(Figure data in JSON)
|---|

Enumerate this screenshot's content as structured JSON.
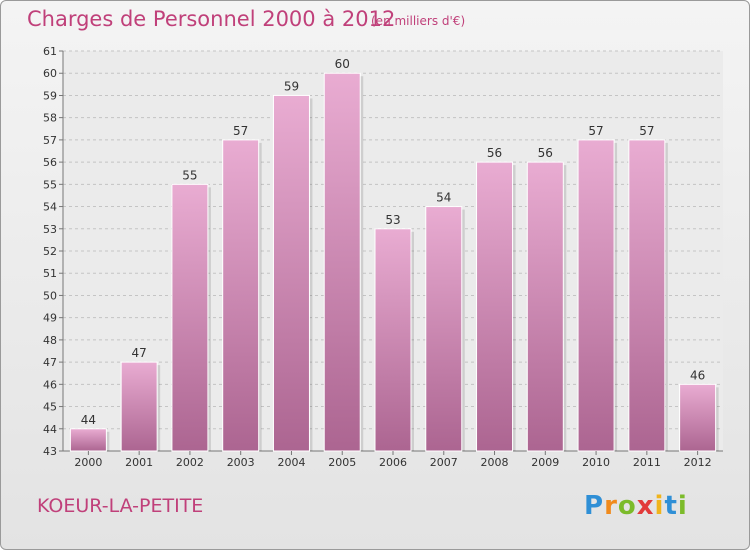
{
  "header": {
    "title": "Charges de Personnel 2000 à 2012",
    "subtitle": "(en milliers d'€)"
  },
  "footer": {
    "commune": "KOEUR-LA-PETITE",
    "logo_letters": [
      {
        "ch": "P",
        "color": "#2f8fd6"
      },
      {
        "ch": "r",
        "color": "#f08a1c"
      },
      {
        "ch": "o",
        "color": "#7cbb2a"
      },
      {
        "ch": "x",
        "color": "#e23a3a"
      },
      {
        "ch": "i",
        "color": "#f0b41c"
      },
      {
        "ch": "t",
        "color": "#2f8fd6"
      },
      {
        "ch": "i",
        "color": "#7cbb2a"
      }
    ]
  },
  "colors": {
    "bar_light": "#e9acd2",
    "bar_dark": "#ac6591",
    "text": "#333333",
    "accent": "#c0407a"
  },
  "chart_data": {
    "type": "bar",
    "categories": [
      "2000",
      "2001",
      "2002",
      "2003",
      "2004",
      "2005",
      "2006",
      "2007",
      "2008",
      "2009",
      "2010",
      "2011",
      "2012"
    ],
    "values": [
      44,
      47,
      55,
      57,
      59,
      60,
      53,
      54,
      56,
      56,
      57,
      57,
      46
    ],
    "ylim": [
      43,
      61
    ],
    "yticks": [
      43,
      44,
      45,
      46,
      47,
      48,
      49,
      50,
      51,
      52,
      53,
      54,
      55,
      56,
      57,
      58,
      59,
      60,
      61
    ],
    "grid": true,
    "data_labels": true
  }
}
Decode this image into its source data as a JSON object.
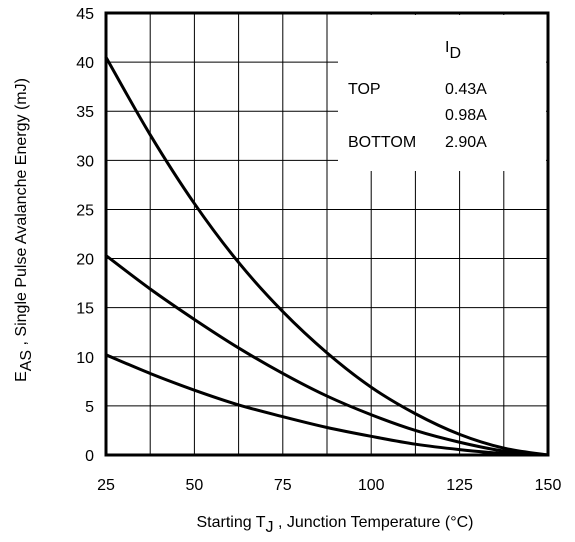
{
  "chart_data": {
    "type": "line",
    "title": "",
    "xlabel": "Starting T",
    "xlabel_sub": "J",
    "xlabel_rest": " , Junction Temperature (°C)",
    "ylabel": "E",
    "ylabel_sub": "AS",
    "ylabel_rest": " , Single Pulse Avalanche Energy (mJ)",
    "xlim": [
      25,
      150
    ],
    "ylim": [
      0,
      45
    ],
    "xticks": [
      25,
      50,
      75,
      100,
      125,
      150
    ],
    "yticks": [
      0,
      5,
      10,
      15,
      20,
      25,
      30,
      35,
      40,
      45
    ],
    "grid": true,
    "legend": {
      "position": "top-right",
      "header": "I",
      "header_sub": "D",
      "rows": [
        {
          "label": "TOP",
          "value": "0.43A"
        },
        {
          "label": "",
          "value": "0.98A"
        },
        {
          "label": "BOTTOM",
          "value": "2.90A"
        }
      ]
    },
    "x": [
      25,
      37.5,
      50,
      62.5,
      75,
      87.5,
      100,
      112.5,
      125,
      137.5,
      150
    ],
    "series": [
      {
        "values": [
          40.5,
          32.6,
          25.6,
          19.6,
          14.6,
          10.4,
          6.9,
          4.2,
          2.1,
          0.7,
          0
        ]
      },
      {
        "values": [
          20.3,
          16.9,
          13.8,
          10.9,
          8.3,
          6.0,
          4.1,
          2.5,
          1.3,
          0.4,
          0
        ]
      },
      {
        "values": [
          10.2,
          8.3,
          6.6,
          5.1,
          3.9,
          2.8,
          1.9,
          1.1,
          0.55,
          0.15,
          0
        ]
      }
    ]
  }
}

|---|

**Given instruction**
Without the pictures, write out the whole listing above exactly as it appears.

**Output**
Enumerate this screenshot's content as structured JSON.
{
  "header": {
    "title": "Charges de Personnel 2000 à 2012",
    "subtitle": "(en milliers d'€)"
  },
  "footer": {
    "commune": "KOEUR-LA-PETITE",
    "logo_letters": [
      {
        "ch": "P",
        "color": "#2f8fd6"
      },
      {
        "ch": "r",
        "color": "#f08a1c"
      },
      {
        "ch": "o",
        "color": "#7cbb2a"
      },
      {
        "ch": "x",
        "color": "#e23a3a"
      },
      {
        "ch": "i",
        "color": "#f0b41c"
      },
      {
        "ch": "t",
        "color": "#2f8fd6"
      },
      {
        "ch": "i",
        "color": "#7cbb2a"
      }
    ]
  },
  "colors": {
    "bar_light": "#e9acd2",
    "bar_dark": "#ac6591",
    "text": "#333333",
    "accent": "#c0407a"
  },
  "chart_data": {
    "type": "bar",
    "categories": [
      "2000",
      "2001",
      "2002",
      "2003",
      "2004",
      "2005",
      "2006",
      "2007",
      "2008",
      "2009",
      "2010",
      "2011",
      "2012"
    ],
    "values": [
      44,
      47,
      55,
      57,
      59,
      60,
      53,
      54,
      56,
      56,
      57,
      57,
      46
    ],
    "ylim": [
      43,
      61
    ],
    "yticks": [
      43,
      44,
      45,
      46,
      47,
      48,
      49,
      50,
      51,
      52,
      53,
      54,
      55,
      56,
      57,
      58,
      59,
      60,
      61
    ],
    "grid": true,
    "data_labels": true
  }
}
Decode this image into its source data as a JSON object.
{
  "chart_data": {
    "type": "line",
    "title": "",
    "xlabel": "Starting T",
    "xlabel_sub": "J",
    "xlabel_rest": " , Junction Temperature (°C)",
    "ylabel": "E",
    "ylabel_sub": "AS",
    "ylabel_rest": " , Single Pulse Avalanche Energy (mJ)",
    "xlim": [
      25,
      150
    ],
    "ylim": [
      0,
      45
    ],
    "xticks": [
      25,
      50,
      75,
      100,
      125,
      150
    ],
    "yticks": [
      0,
      5,
      10,
      15,
      20,
      25,
      30,
      35,
      40,
      45
    ],
    "grid": true,
    "legend": {
      "position": "top-right",
      "header": "I",
      "header_sub": "D",
      "rows": [
        {
          "label": "TOP",
          "value": "0.43A"
        },
        {
          "label": "",
          "value": "0.98A"
        },
        {
          "label": "BOTTOM",
          "value": "2.90A"
        }
      ]
    },
    "x": [
      25,
      37.5,
      50,
      62.5,
      75,
      87.5,
      100,
      112.5,
      125,
      137.5,
      150
    ],
    "series": [
      {
        "values": [
          40.5,
          32.6,
          25.6,
          19.6,
          14.6,
          10.4,
          6.9,
          4.2,
          2.1,
          0.7,
          0
        ]
      },
      {
        "values": [
          20.3,
          16.9,
          13.8,
          10.9,
          8.3,
          6.0,
          4.1,
          2.5,
          1.3,
          0.4,
          0
        ]
      },
      {
        "values": [
          10.2,
          8.3,
          6.6,
          5.1,
          3.9,
          2.8,
          1.9,
          1.1,
          0.55,
          0.15,
          0
        ]
      }
    ]
  }
}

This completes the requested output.